Lines of data
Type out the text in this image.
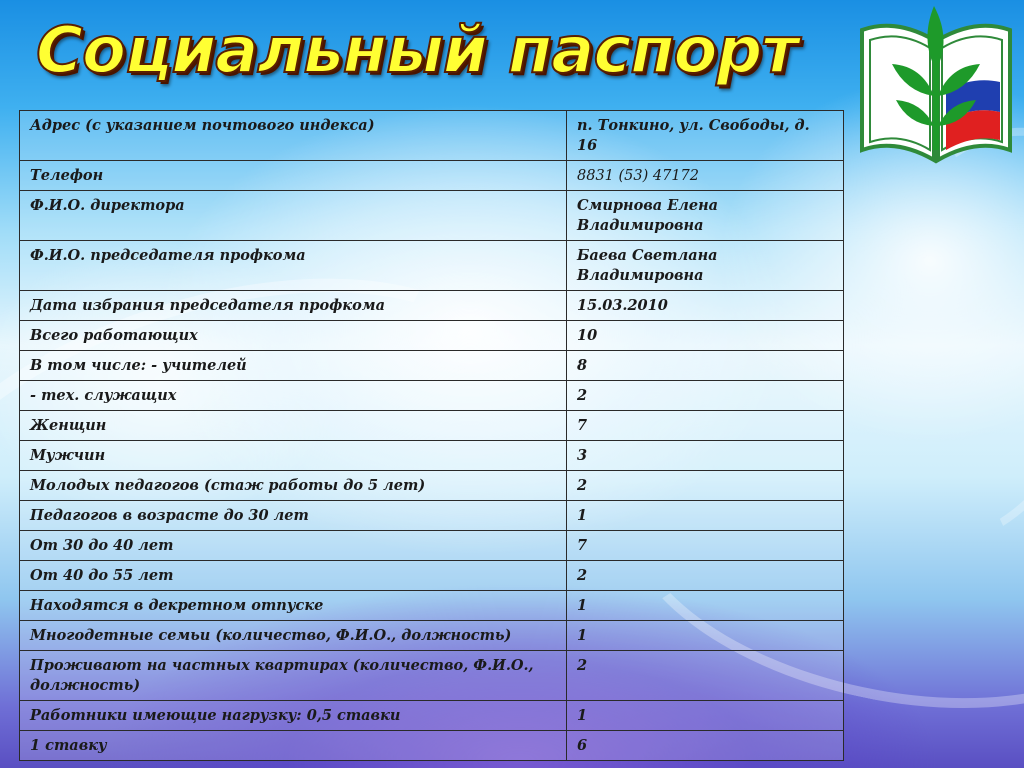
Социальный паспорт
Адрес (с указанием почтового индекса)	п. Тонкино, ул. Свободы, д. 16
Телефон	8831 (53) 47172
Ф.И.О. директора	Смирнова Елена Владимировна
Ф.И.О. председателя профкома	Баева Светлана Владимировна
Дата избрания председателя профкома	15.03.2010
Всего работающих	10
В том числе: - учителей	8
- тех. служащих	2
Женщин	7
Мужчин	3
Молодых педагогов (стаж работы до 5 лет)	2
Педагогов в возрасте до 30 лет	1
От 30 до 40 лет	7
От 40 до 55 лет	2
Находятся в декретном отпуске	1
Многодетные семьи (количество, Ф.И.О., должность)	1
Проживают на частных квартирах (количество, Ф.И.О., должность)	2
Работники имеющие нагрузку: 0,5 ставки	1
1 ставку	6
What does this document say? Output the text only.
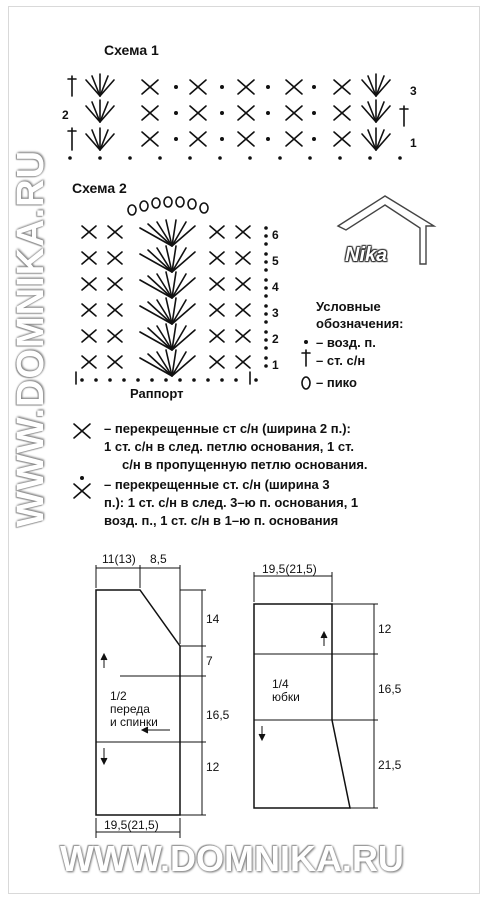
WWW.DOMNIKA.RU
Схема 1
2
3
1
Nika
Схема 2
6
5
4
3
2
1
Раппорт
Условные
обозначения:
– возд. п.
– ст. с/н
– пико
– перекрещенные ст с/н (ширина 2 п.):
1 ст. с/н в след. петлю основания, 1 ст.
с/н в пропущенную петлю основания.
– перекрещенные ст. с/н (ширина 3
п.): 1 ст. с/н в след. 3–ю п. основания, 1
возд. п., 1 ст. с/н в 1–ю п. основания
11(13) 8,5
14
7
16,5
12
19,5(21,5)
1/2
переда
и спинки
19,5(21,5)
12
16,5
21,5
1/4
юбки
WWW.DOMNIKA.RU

• [What is required]:
Your answer should be only a number: how many lines of the data above contain the string "петлю"?

• [Written answer]:
2